Written instruction
Your task is to output all the records below, word for word.

Start of Task input

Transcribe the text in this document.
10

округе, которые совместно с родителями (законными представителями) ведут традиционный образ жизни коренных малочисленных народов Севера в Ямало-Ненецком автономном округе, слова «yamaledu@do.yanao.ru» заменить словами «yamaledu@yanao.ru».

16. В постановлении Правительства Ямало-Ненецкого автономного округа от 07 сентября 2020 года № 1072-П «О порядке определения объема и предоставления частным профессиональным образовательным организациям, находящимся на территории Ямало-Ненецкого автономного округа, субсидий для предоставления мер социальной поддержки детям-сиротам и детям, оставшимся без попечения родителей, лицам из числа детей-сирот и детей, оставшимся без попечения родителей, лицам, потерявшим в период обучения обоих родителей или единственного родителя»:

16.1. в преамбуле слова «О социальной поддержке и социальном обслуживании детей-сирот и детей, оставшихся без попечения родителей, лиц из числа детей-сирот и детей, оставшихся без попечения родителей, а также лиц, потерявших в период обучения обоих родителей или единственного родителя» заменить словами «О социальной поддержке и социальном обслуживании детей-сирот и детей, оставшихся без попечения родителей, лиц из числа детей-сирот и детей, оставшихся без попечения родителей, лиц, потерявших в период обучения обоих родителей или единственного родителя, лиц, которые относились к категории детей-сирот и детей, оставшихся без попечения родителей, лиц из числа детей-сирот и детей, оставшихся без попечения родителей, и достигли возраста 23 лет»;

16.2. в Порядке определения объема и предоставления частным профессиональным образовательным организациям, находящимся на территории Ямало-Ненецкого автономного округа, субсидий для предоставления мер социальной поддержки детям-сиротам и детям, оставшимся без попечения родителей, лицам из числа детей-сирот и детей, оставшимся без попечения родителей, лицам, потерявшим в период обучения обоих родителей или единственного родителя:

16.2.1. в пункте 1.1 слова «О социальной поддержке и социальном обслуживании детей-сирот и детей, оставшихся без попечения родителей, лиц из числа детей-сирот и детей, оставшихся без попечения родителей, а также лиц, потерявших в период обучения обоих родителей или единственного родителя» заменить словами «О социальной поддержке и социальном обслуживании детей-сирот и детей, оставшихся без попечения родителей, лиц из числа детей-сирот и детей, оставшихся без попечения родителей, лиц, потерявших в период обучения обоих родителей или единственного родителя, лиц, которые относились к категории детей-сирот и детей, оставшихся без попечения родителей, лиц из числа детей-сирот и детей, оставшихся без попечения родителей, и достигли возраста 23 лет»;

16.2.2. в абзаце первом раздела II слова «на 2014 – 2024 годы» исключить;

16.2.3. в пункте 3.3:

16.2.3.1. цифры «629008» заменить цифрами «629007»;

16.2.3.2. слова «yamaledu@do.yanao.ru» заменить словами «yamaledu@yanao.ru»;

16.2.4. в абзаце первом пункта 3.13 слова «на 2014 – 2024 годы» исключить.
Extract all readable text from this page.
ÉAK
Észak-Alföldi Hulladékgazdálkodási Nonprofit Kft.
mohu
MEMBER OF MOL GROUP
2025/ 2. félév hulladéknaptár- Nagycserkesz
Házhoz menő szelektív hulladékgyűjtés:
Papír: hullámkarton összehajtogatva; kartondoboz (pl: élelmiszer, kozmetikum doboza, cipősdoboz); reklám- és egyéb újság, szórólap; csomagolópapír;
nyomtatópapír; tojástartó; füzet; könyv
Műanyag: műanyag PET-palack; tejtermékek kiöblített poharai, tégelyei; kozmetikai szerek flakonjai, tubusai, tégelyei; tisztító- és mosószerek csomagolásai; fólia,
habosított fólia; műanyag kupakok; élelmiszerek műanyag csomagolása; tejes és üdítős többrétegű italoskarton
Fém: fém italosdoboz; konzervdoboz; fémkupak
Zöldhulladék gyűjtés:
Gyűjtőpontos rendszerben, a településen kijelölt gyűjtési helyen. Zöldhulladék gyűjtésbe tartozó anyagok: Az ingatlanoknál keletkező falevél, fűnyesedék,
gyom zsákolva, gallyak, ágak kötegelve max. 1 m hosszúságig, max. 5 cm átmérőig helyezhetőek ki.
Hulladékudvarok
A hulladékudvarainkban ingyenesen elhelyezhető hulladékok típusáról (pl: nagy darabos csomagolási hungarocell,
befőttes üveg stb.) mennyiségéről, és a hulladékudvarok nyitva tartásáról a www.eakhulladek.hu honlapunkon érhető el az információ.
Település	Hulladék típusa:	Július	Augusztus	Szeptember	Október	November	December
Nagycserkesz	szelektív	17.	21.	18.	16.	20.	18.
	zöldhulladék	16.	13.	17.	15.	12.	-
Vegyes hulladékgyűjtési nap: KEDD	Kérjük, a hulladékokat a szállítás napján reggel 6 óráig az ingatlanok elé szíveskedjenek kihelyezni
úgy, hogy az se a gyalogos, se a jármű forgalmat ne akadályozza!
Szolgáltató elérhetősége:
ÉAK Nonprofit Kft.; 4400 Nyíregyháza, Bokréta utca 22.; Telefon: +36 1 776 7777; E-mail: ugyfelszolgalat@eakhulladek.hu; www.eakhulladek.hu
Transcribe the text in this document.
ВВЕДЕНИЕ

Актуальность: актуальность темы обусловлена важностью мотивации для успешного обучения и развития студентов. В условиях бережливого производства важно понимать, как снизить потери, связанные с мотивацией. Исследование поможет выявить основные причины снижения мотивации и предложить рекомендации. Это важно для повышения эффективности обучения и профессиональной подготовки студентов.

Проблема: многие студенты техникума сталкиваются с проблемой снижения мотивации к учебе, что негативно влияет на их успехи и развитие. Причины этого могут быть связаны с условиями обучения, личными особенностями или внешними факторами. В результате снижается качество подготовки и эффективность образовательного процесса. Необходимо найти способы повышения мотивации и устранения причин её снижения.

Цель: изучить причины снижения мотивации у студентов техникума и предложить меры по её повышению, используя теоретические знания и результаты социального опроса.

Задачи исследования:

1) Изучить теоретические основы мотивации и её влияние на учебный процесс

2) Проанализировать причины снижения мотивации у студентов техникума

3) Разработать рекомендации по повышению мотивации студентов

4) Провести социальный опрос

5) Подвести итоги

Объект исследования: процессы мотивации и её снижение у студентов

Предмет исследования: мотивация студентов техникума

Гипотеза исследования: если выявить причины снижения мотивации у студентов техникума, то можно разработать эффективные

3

End of Task input

Written solution
Transcribe the text in this document.
10

округе, которые совместно с родителями (законными представителями) ведут традиционный образ жизни коренных малочисленных народов Севера в Ямало-Ненецком автономном округе, слова «yamaledu@do.yanao.ru» заменить словами «yamaledu@yanao.ru».

16. В постановлении Правительства Ямало-Ненецкого автономного округа от 07 сентября 2020 года № 1072-П «О порядке определения объема и предоставления частным профессиональным образовательным организациям, находящимся на территории Ямало-Ненецкого автономного округа, субсидий для предоставления мер социальной поддержки детям-сиротам и детям, оставшимся без попечения родителей, лицам из числа детей-сирот и детей, оставшимся без попечения родителей, лицам, потерявшим в период обучения обоих родителей или единственного родителя»:

16.1. в преамбуле слова «О социальной поддержке и социальном обслуживании детей-сирот и детей, оставшихся без попечения родителей, лиц из числа детей-сирот и детей, оставшихся без попечения родителей, а также лиц, потерявших в период обучения обоих родителей или единственного родителя» заменить словами «О социальной поддержке и социальном обслуживании детей-сирот и детей, оставшихся без попечения родителей, лиц из числа детей-сирот и детей, оставшихся без попечения родителей, лиц, потерявших в период обучения обоих родителей или единственного родителя, лиц, которые относились к категории детей-сирот и детей, оставшихся без попечения родителей, лиц из числа детей-сирот и детей, оставшихся без попечения родителей, и достигли возраста 23 лет»;

16.2. в Порядке определения объема и предоставления частным профессиональным образовательным организациям, находящимся на территории Ямало-Ненецкого автономного округа, субсидий для предоставления мер социальной поддержки детям-сиротам и детям, оставшимся без попечения родителей, лицам из числа детей-сирот и детей, оставшимся без попечения родителей, лицам, потерявшим в период обучения обоих родителей или единственного родителя:

16.2.1. в пункте 1.1 слова «О социальной поддержке и социальном обслуживании детей-сирот и детей, оставшихся без попечения родителей, лиц из числа детей-сирот и детей, оставшихся без попечения родителей, а также лиц, потерявших в период обучения обоих родителей или единственного родителя» заменить словами «О социальной поддержке и социальном обслуживании детей-сирот и детей, оставшихся без попечения родителей, лиц из числа детей-сирот и детей, оставшихся без попечения родителей, лиц, потерявших в период обучения обоих родителей или единственного родителя, лиц, которые относились к категории детей-сирот и детей, оставшихся без попечения родителей, лиц из числа детей-сирот и детей, оставшихся без попечения родителей, и достигли возраста 23 лет»;

16.2.2. в абзаце первом раздела II слова «на 2014 – 2024 годы» исключить;

16.2.3. в пункте 3.3:

16.2.3.1. цифры «629008» заменить цифрами «629007»;

16.2.3.2. слова «yamaledu@do.yanao.ru» заменить словами «yamaledu@yanao.ru»;

16.2.4. в абзаце первом пункта 3.13 слова «на 2014 – 2024 годы» исключить.
Extract all readable text from this page.
ÉAK
Észak-Alföldi Hulladékgazdálkodási Nonprofit Kft.
mohu
MEMBER OF MOL GROUP
2025/ 2. félév hulladéknaptár- Nagycserkesz
Házhoz menő szelektív hulladékgyűjtés:
Papír: hullámkarton összehajtogatva; kartondoboz (pl: élelmiszer, kozmetikum doboza, cipősdoboz); reklám- és egyéb újság, szórólap; csomagolópapír;
nyomtatópapír; tojástartó; füzet; könyv
Műanyag: műanyag PET-palack; tejtermékek kiöblített poharai, tégelyei; kozmetikai szerek flakonjai, tubusai, tégelyei; tisztító- és mosószerek csomagolásai; fólia,
habosított fólia; műanyag kupakok; élelmiszerek műanyag csomagolása; tejes és üdítős többrétegű italoskarton
Fém: fém italosdoboz; konzervdoboz; fémkupak
Zöldhulladék gyűjtés:
Gyűjtőpontos rendszerben, a településen kijelölt gyűjtési helyen. Zöldhulladék gyűjtésbe tartozó anyagok: Az ingatlanoknál keletkező falevél, fűnyesedék,
gyom zsákolva, gallyak, ágak kötegelve max. 1 m hosszúságig, max. 5 cm átmérőig helyezhetőek ki.
Hulladékudvarok
A hulladékudvarainkban ingyenesen elhelyezhető hulladékok típusáról (pl: nagy darabos csomagolási hungarocell,
befőttes üveg stb.) mennyiségéről, és a hulladékudvarok nyitva tartásáról a www.eakhulladek.hu honlapunkon érhető el az információ.
Település	Hulladék típusa:	Július	Augusztus	Szeptember	Október	November	December
Nagycserkesz	szelektív	17.	21.	18.	16.	20.	18.
	zöldhulladék	16.	13.	17.	15.	12.	-
Vegyes hulladékgyűjtési nap: KEDD	Kérjük, a hulladékokat a szállítás napján reggel 6 óráig az ingatlanok elé szíveskedjenek kihelyezni
úgy, hogy az se a gyalogos, se a jármű forgalmat ne akadályozza!
Szolgáltató elérhetősége:
ÉAK Nonprofit Kft.; 4400 Nyíregyháza, Bokréta utca 22.; Telefon: +36 1 776 7777; E-mail: ugyfelszolgalat@eakhulladek.hu; www.eakhulladek.hu
Transcribe the text in this document.
ВВЕДЕНИЕ

Актуальность: актуальность темы обусловлена важностью мотивации для успешного обучения и развития студентов. В условиях бережливого производства важно понимать, как снизить потери, связанные с мотивацией. Исследование поможет выявить основные причины снижения мотивации и предложить рекомендации. Это важно для повышения эффективности обучения и профессиональной подготовки студентов.

Проблема: многие студенты техникума сталкиваются с проблемой снижения мотивации к учебе, что негативно влияет на их успехи и развитие. Причины этого могут быть связаны с условиями обучения, личными особенностями или внешними факторами. В результате снижается качество подготовки и эффективность образовательного процесса. Необходимо найти способы повышения мотивации и устранения причин её снижения.

Цель: изучить причины снижения мотивации у студентов техникума и предложить меры по её повышению, используя теоретические знания и результаты социального опроса.

Задачи исследования:

1) Изучить теоретические основы мотивации и её влияние на учебный процесс

2) Проанализировать причины снижения мотивации у студентов техникума

3) Разработать рекомендации по повышению мотивации студентов

4) Провести социальный опрос

5) Подвести итоги

Объект исследования: процессы мотивации и её снижение у студентов

Предмет исследования: мотивация студентов техникума

Гипотеза исследования: если выявить причины снижения мотивации у студентов техникума, то можно разработать эффективные

3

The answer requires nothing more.